YOUR INSTRUCTIONS :: Continue the biographical text on the playwright Hasegawa from the point at which it stops.

GIVEN TEXT ::
--
1884-1963. Playwright and writer. After working as a newspaper reporter, Hasegawa started to write novels at the age of 30. In 1928, he successively published best sellers on the theme of wanderers and their encounters, starting with the plays entitled Kutsukake Tokijiro (This title is from the name of the main character in these plays), Mabuta no Haha (Long Sought Mother), and Ippongatana Dohyoiri (With One Sword). His plays depicted a traditional sense of morals, such as duty and human kindness of the common people, and became hugely popular among commoners. He published his masterpiece period novel Matazaemon Araki, based on meticulous research of historical facts from 1935 and 1936, and in 1956 he received the Kikuchi Hiroshi Award for his full-length nonfiction work, Nihon Horyoshi (A Japanese Captive’s Diary).
- Association with Minato City
Opened a study class in his own home and nurtured brilliant leaders of popular literature
In 1940, Hasegawa moved from Takanawa Minami-machi to a newly built house in 2-banchi, Nihonenoki Nishimachi, Shiba Ward. In the previous year he had revived the publication of the popular literature magazine Taishu Bungei as a means to nurture new writers and publish their works, but this time he put his efforts into training popular writers by opening a study class called Shinyokai at his home once a month.
--
EXCERPTED DATA ::
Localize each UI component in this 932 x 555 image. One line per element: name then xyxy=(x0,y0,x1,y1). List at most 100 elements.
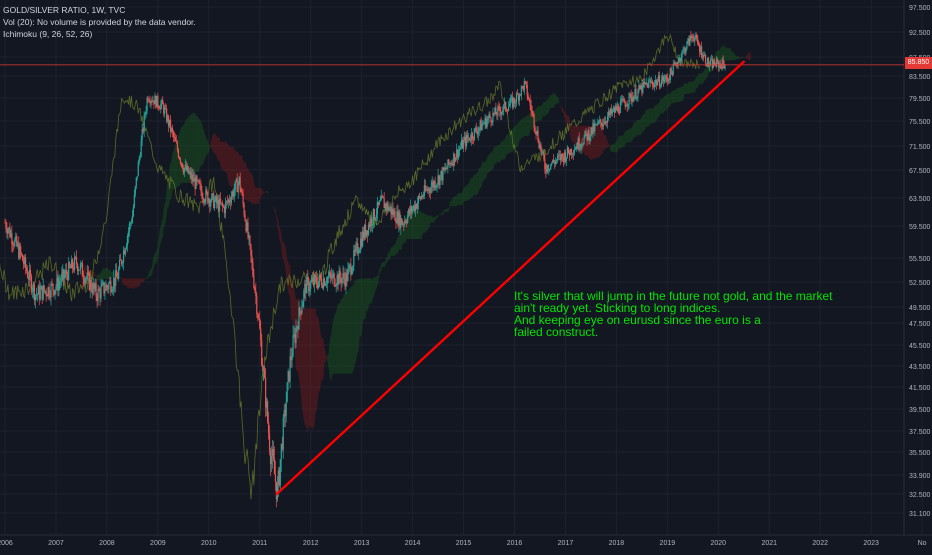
candle-body xyxy=(566,157,567,161)
candle-body xyxy=(628,104,629,106)
candle-body xyxy=(48,287,49,296)
candle-body xyxy=(148,101,149,102)
ichimoku-cloud-segment xyxy=(318,317,319,403)
ichimoku-cloud-segment xyxy=(474,174,475,195)
ichimoku-cloud-segment xyxy=(473,174,474,195)
candle-body xyxy=(144,115,145,131)
ichimoku-cloud-segment xyxy=(250,172,251,202)
candle-body xyxy=(118,269,119,279)
candle-body xyxy=(173,132,174,137)
candle-body xyxy=(537,131,538,142)
candle-body xyxy=(242,192,243,194)
candle-body xyxy=(612,111,613,114)
x-tick-label: 2011 xyxy=(252,540,267,547)
ichimoku-cloud-segment xyxy=(736,56,737,59)
ichimoku-cloud-segment xyxy=(320,333,321,387)
ichimoku-cloud-segment xyxy=(246,163,247,200)
ichimoku-cloud-segment xyxy=(162,219,163,239)
ichimoku-cloud-segment xyxy=(211,139,212,149)
candle-body xyxy=(540,145,541,153)
candle-body xyxy=(134,194,135,207)
ichimoku-cloud-segment xyxy=(456,196,457,206)
ichimoku-cloud-segment xyxy=(484,162,485,179)
candle-body xyxy=(30,270,31,276)
ichimoku-cloud-segment xyxy=(279,227,280,242)
candle-body xyxy=(382,196,383,197)
y-tick-label: 49.500 xyxy=(909,305,931,312)
ichimoku-cloud-segment xyxy=(425,214,426,233)
ichimoku-cloud-segment xyxy=(126,278,127,288)
candle-body xyxy=(66,270,67,274)
candle-body xyxy=(129,224,130,231)
ichimoku-cloud-segment xyxy=(536,108,537,122)
candle-body xyxy=(436,186,437,188)
ichimoku-cloud-segment xyxy=(166,188,167,223)
candle-body xyxy=(681,51,682,57)
candle-body xyxy=(184,168,185,173)
ichimoku-cloud-segment xyxy=(468,181,469,199)
ichimoku-cloud-segment xyxy=(747,54,748,59)
ichimoku-cloud-segment xyxy=(213,133,214,153)
chart-annotation[interactable]: It's silver that will jump in the future… xyxy=(514,290,854,338)
candle-body xyxy=(211,194,212,201)
ichimoku-cloud-segment xyxy=(380,265,381,273)
ichimoku-cloud-segment xyxy=(258,188,259,204)
ichimoku-cloud-segment xyxy=(499,144,500,162)
ichimoku-cloud-segment xyxy=(285,246,286,276)
ichimoku-cloud-segment xyxy=(428,215,429,229)
ichimoku-cloud-segment xyxy=(551,95,552,108)
candle-body xyxy=(515,103,516,104)
ichimoku-cloud-segment xyxy=(638,120,639,135)
ichimoku-cloud-segment xyxy=(219,138,220,162)
ichimoku-cloud-segment xyxy=(441,213,442,215)
candle-body xyxy=(501,112,502,115)
candle-body xyxy=(334,273,335,285)
candle-body xyxy=(307,277,308,279)
candle-body xyxy=(204,201,205,202)
ichimoku-cloud-segment xyxy=(131,278,132,287)
candle-body xyxy=(484,123,485,124)
ichimoku-cloud-segment xyxy=(431,215,432,222)
ichimoku-cloud-segment xyxy=(459,193,460,205)
ichimoku-cloud-segment xyxy=(737,56,738,59)
ichimoku-cloud-segment xyxy=(356,279,357,363)
candle-body xyxy=(251,256,252,263)
candle-body xyxy=(96,283,97,296)
y-tick-label: 33.900 xyxy=(909,473,931,480)
candle-body xyxy=(580,148,581,149)
ichimoku-cloud-segment xyxy=(361,278,362,336)
ichimoku-cloud-segment xyxy=(210,143,211,148)
ichimoku-cloud-segment xyxy=(458,193,459,205)
ichimoku-cloud-segment xyxy=(129,278,130,288)
ichimoku-cloud-segment xyxy=(471,178,472,198)
ichimoku-cloud-segment xyxy=(400,233,401,249)
candle-body xyxy=(98,289,99,291)
ichimoku-cloud-segment xyxy=(130,278,131,288)
candle-body xyxy=(176,141,177,143)
ichimoku-cloud-segment xyxy=(223,142,224,171)
ichimoku-cloud-segment xyxy=(362,278,363,334)
ichimoku-cloud-segment xyxy=(719,49,720,61)
candle-body xyxy=(242,194,243,204)
candle-body xyxy=(562,154,563,156)
ichimoku-cloud-segment xyxy=(525,117,526,136)
ichimoku-cloud-segment xyxy=(134,278,135,288)
ichimoku-cloud-segment xyxy=(739,57,740,59)
candle-body xyxy=(138,162,139,176)
candle-body xyxy=(91,280,92,290)
candle-body xyxy=(202,198,203,199)
candle-body xyxy=(326,284,327,285)
ichimoku-cloud-segment xyxy=(264,192,265,194)
ichimoku-cloud-segment xyxy=(302,308,303,413)
ichimoku-cloud-segment xyxy=(128,278,129,288)
ichimoku-cloud-segment xyxy=(652,108,653,123)
ichimoku-cloud-segment xyxy=(702,73,703,84)
ichimoku-cloud-segment xyxy=(446,209,447,212)
ichimoku-cloud-segment xyxy=(548,99,549,113)
ichimoku-cloud-segment xyxy=(646,109,647,127)
candle-body xyxy=(503,105,504,111)
ichimoku-cloud-segment xyxy=(253,177,254,204)
candle-body xyxy=(352,266,353,272)
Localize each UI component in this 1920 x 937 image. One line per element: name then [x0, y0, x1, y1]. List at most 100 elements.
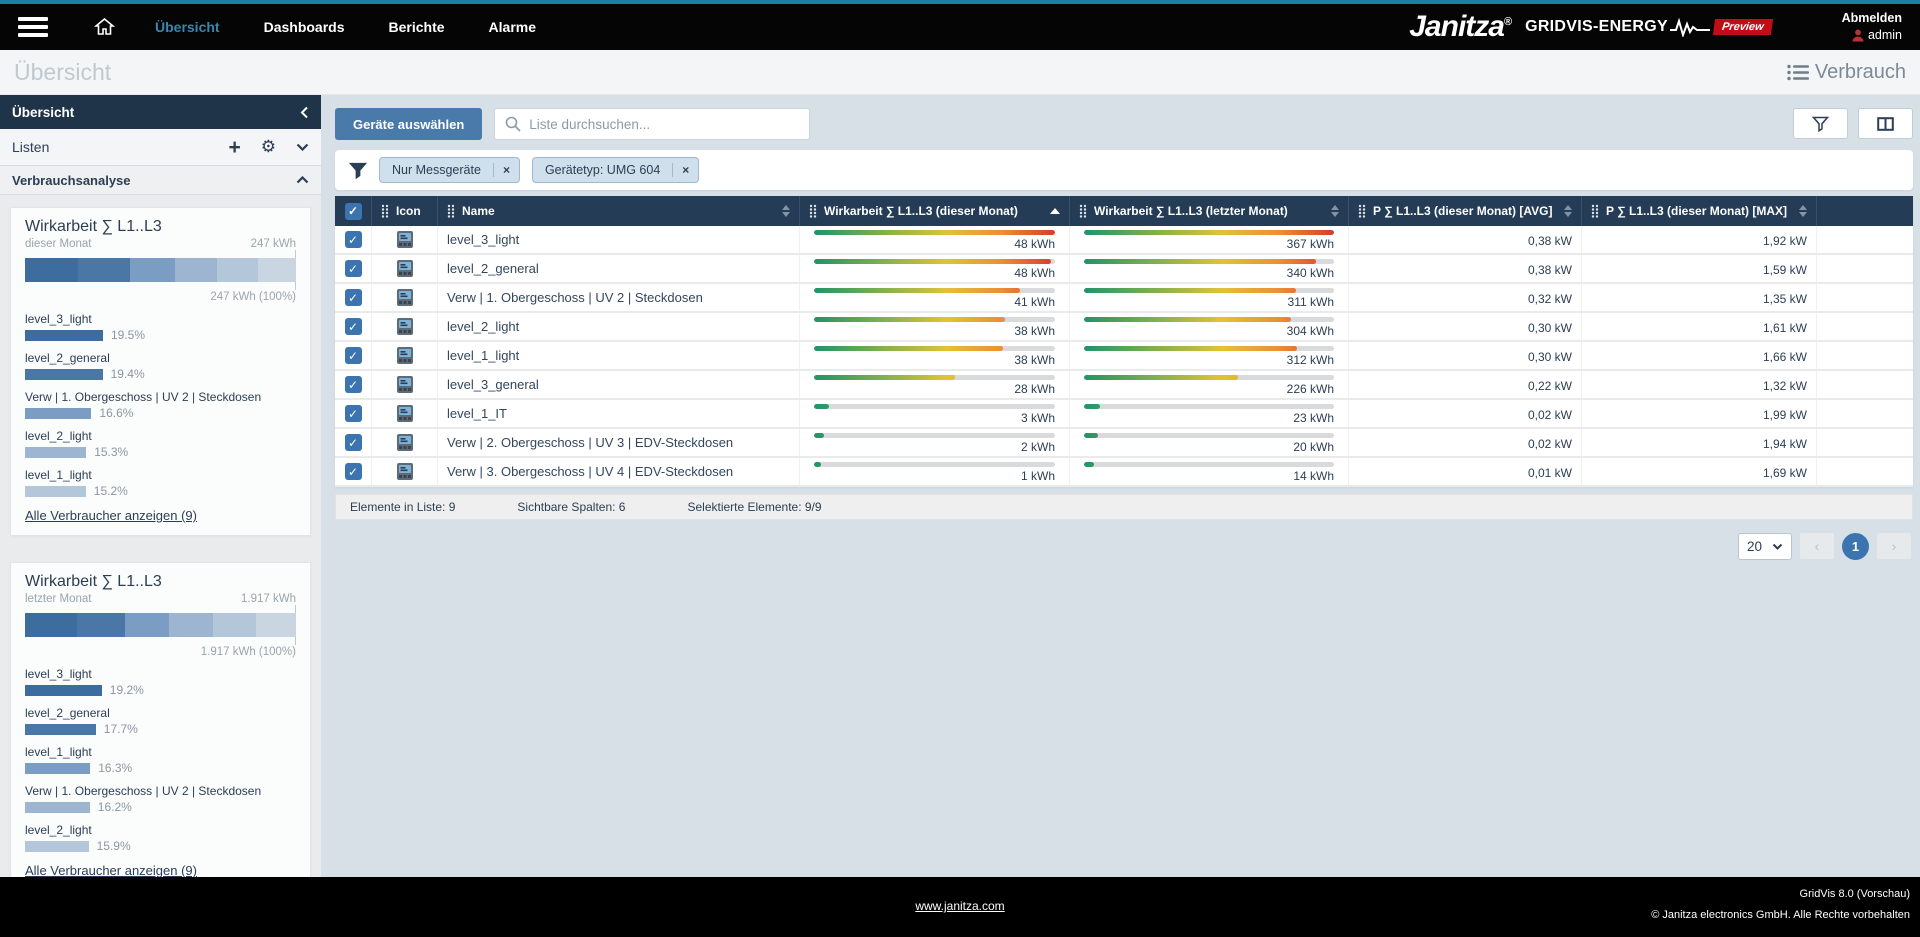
search-input[interactable]: [529, 117, 799, 132]
select-all-checkbox[interactable]: ✓: [345, 203, 362, 220]
sort-icon[interactable]: [1331, 205, 1339, 217]
row-checkbox[interactable]: ✓: [345, 405, 362, 422]
drag-handle-icon[interactable]: [1079, 204, 1087, 218]
device-name[interactable]: level_3_light: [447, 232, 519, 247]
show-all-consumers-link[interactable]: Alle Verbraucher anzeigen (9): [25, 508, 197, 523]
wirkarbeit-dieser-monat-cell: 41 kWh: [799, 284, 1069, 311]
columns-button[interactable]: [1858, 108, 1913, 139]
current-page-button[interactable]: 1: [1842, 533, 1869, 560]
chevron-down-icon[interactable]: [296, 143, 309, 151]
device-name[interactable]: level_2_light: [447, 319, 519, 334]
column-header-name[interactable]: Name: [462, 204, 495, 218]
janitza-logo: Janitza®: [1409, 10, 1511, 44]
janitza-link[interactable]: www.janitza.com: [915, 899, 1004, 913]
preview-badge: Preview: [1713, 19, 1773, 35]
consumption-card-letzter-monat: Wirkarbeit ∑ L1..L3 letzter Monat 1.917 …: [10, 562, 311, 877]
filter-chips-bar: Nur Messgeräte × Gerätetyp: UMG 604 ×: [335, 150, 1913, 190]
brand-area: Janitza® GRIDVIS-ENERGY Preview Abmelden…: [1409, 10, 1902, 45]
page-header: Übersicht Verbrauch: [0, 50, 1920, 95]
table-row[interactable]: ✓level_2_general48 kWh340 kWh0,38 kW1,59…: [335, 255, 1913, 284]
nav-alarme[interactable]: Alarme: [489, 19, 536, 35]
consumer-bar: [25, 447, 86, 458]
filter-button[interactable]: [1793, 108, 1848, 139]
column-header-p-max[interactable]: P ∑ L1..L3 (dieser Monat) [MAX]: [1606, 204, 1787, 218]
consumer-item: level_1_light 15.2%: [25, 468, 296, 498]
nav-dashboards[interactable]: Dashboards: [264, 19, 345, 35]
sort-ascending-icon[interactable]: [1050, 208, 1060, 214]
row-checkbox[interactable]: ✓: [345, 376, 362, 393]
gradient-bar: [814, 317, 1005, 322]
table-row[interactable]: ✓ Verw | 2. Obergeschoss | UV 3 | EDV-Ste…: [335, 429, 1913, 458]
row-checkbox[interactable]: ✓: [345, 231, 362, 248]
row-checkbox[interactable]: ✓: [345, 289, 362, 306]
sidebar-section-verbrauchsanalyse[interactable]: Verbrauchsanalyse: [0, 166, 321, 195]
add-list-icon[interactable]: +: [228, 137, 240, 158]
table-row[interactable]: ✓level_2_light38 kWh304 kWh0,30 kW1,61 k…: [335, 313, 1913, 342]
device-name[interactable]: Verw | 2. Obergeschoss | UV 3 | EDV-Stec…: [447, 435, 733, 450]
nav-berichte[interactable]: Berichte: [389, 19, 445, 35]
gradient-bar: [1084, 404, 1100, 409]
drag-handle-icon[interactable]: [447, 204, 455, 218]
device-icon: [394, 259, 416, 278]
drag-handle-icon[interactable]: [381, 204, 389, 218]
prev-page-button[interactable]: ‹: [1799, 532, 1835, 560]
row-checkbox[interactable]: ✓: [345, 434, 362, 451]
column-header-wirkarbeit-dieser-monat[interactable]: Wirkarbeit ∑ L1..L3 (dieser Monat): [824, 204, 1018, 218]
table-row[interactable]: ✓level_3_light48 kWh367 kWh0,38 kW1,92 k…: [335, 226, 1913, 255]
hamburger-menu-icon[interactable]: [18, 17, 48, 37]
row-checkbox[interactable]: ✓: [345, 347, 362, 364]
logout-button[interactable]: Abmelden: [1842, 10, 1902, 28]
table-row[interactable]: ✓ Verw | 1. Obergeschoss | UV 2 | Steckdo…: [335, 284, 1913, 313]
filter-chip-nur-messgeraete: Nur Messgeräte ×: [379, 157, 520, 183]
row-checkbox[interactable]: ✓: [345, 260, 362, 277]
wirkarbeit-letzter-monat-cell: 312 kWh: [1069, 342, 1348, 369]
next-page-button[interactable]: ›: [1876, 532, 1912, 560]
chevron-up-icon[interactable]: [296, 176, 309, 184]
wirkarbeit-dieser-monat-cell: 38 kWh: [799, 313, 1069, 340]
table-row[interactable]: ✓ Verw | 3. Obergeschoss | UV 4 | EDV-Ste…: [335, 458, 1913, 487]
row-checkbox[interactable]: ✓: [345, 463, 362, 480]
sort-icon[interactable]: [782, 205, 790, 217]
device-icon: [394, 317, 416, 336]
device-icon: [394, 433, 416, 452]
filter-chip-geraetetyp: Gerätetyp: UMG 604 ×: [532, 157, 699, 183]
home-icon[interactable]: [94, 17, 115, 37]
card-title: Wirkarbeit ∑ L1..L3: [25, 218, 296, 236]
device-icon: [394, 462, 416, 481]
row-checkbox[interactable]: ✓: [345, 318, 362, 335]
drag-handle-icon[interactable]: [1358, 204, 1366, 218]
table-row[interactable]: ✓level_1_IT3 kWh23 kWh0,02 kW1,99 kW: [335, 400, 1913, 429]
drag-handle-icon[interactable]: [809, 204, 817, 218]
device-name[interactable]: level_1_light: [447, 348, 519, 363]
card-total: 247 kWh: [251, 238, 296, 250]
table-status-bar: Elemente in Liste: 9 Sichtbare Spalten: …: [335, 494, 1913, 520]
sidebar-section-listen[interactable]: Listen + ⚙: [0, 129, 321, 166]
device-name[interactable]: Verw | 3. Obergeschoss | UV 4 | EDV-Stec…: [447, 464, 733, 479]
gear-icon[interactable]: ⚙: [261, 137, 276, 157]
show-all-consumers-link[interactable]: Alle Verbraucher anzeigen (9): [25, 863, 197, 877]
column-header-wirkarbeit-letzter-monat[interactable]: Wirkarbeit ∑ L1..L3 (letzter Monat): [1094, 204, 1288, 218]
username: admin: [1868, 27, 1902, 45]
device-name[interactable]: level_1_IT: [447, 406, 507, 421]
sort-icon[interactable]: [1564, 205, 1572, 217]
p-max-value: 1,66 kW: [1763, 350, 1807, 364]
collapse-left-icon[interactable]: [300, 106, 309, 119]
chip-close-icon[interactable]: ×: [672, 163, 698, 177]
drag-handle-icon[interactable]: [1591, 204, 1599, 218]
device-name[interactable]: level_3_general: [447, 377, 539, 392]
table-row[interactable]: ✓level_1_light38 kWh312 kWh0,30 kW1,66 k…: [335, 342, 1913, 371]
device-name[interactable]: level_2_general: [447, 261, 539, 276]
consumer-bar: [25, 841, 89, 852]
wirkarbeit-dieser-monat-cell: 2 kWh: [799, 429, 1069, 456]
chip-close-icon[interactable]: ×: [493, 163, 519, 177]
table-row[interactable]: ✓level_3_general28 kWh226 kWh0,22 kW1,32…: [335, 371, 1913, 400]
nav-uebersicht[interactable]: Übersicht: [155, 19, 220, 35]
device-name[interactable]: Verw | 1. Obergeschoss | UV 2 | Steckdos…: [447, 290, 703, 305]
select-devices-button[interactable]: Geräte auswählen: [335, 108, 482, 140]
column-header-icon[interactable]: Icon: [396, 204, 421, 218]
column-header-p-avg[interactable]: P ∑ L1..L3 (dieser Monat) [AVG]: [1373, 204, 1552, 218]
sort-icon[interactable]: [1799, 205, 1807, 217]
page-size-select[interactable]: 20: [1738, 533, 1792, 560]
context-selector[interactable]: Verbrauch: [1787, 61, 1906, 84]
card-total-pct: 247 kWh (100%): [25, 291, 296, 303]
--
RIGHT ANSWER ::
The atmosphere of Shinyokai was stern, and it is said that the voices of the new writers reading their pieces quavered from nervousness. Hasegawa lived in his home in Shirokanedai where he turned out brilliant writers, such as Genzo Murakami, Sohachi Yamaoka, Shotaro Ikenami, and Yumie Hiraiwa, until his death at the age of 79.
In 1977, the Mita Library was awarded the Hasegawa Shin Award in recognition of its publications, such as Kindai Enkaku Zushu (Illustrated Modern History).
Asahi Jinbutsu Jiten (Asahi Biographical Dictionary) (Asahi Shimbunsha)
Tokyo: Bungaku no Sanpomichi (Tokyo: Literary Walks) (Haruo Nakatani / Kodansha)
Matatabi Shinhakkei (The Wanderers: Eight New Views) (Kobunsha Jidai Shosetsu Bunko)
Nihon Horyoshi Volumes 1 & 2 (Japanese Captive’s Diary Volumes 1 & 2) (Chuko Bunko)
Hasegawa Shin Ron: Giri Ninjo to wa nanika (Shin Hasegawa Theory: What are Duty and Human Kindness) (Tadao Sato / Iwanami Gendai Bunko)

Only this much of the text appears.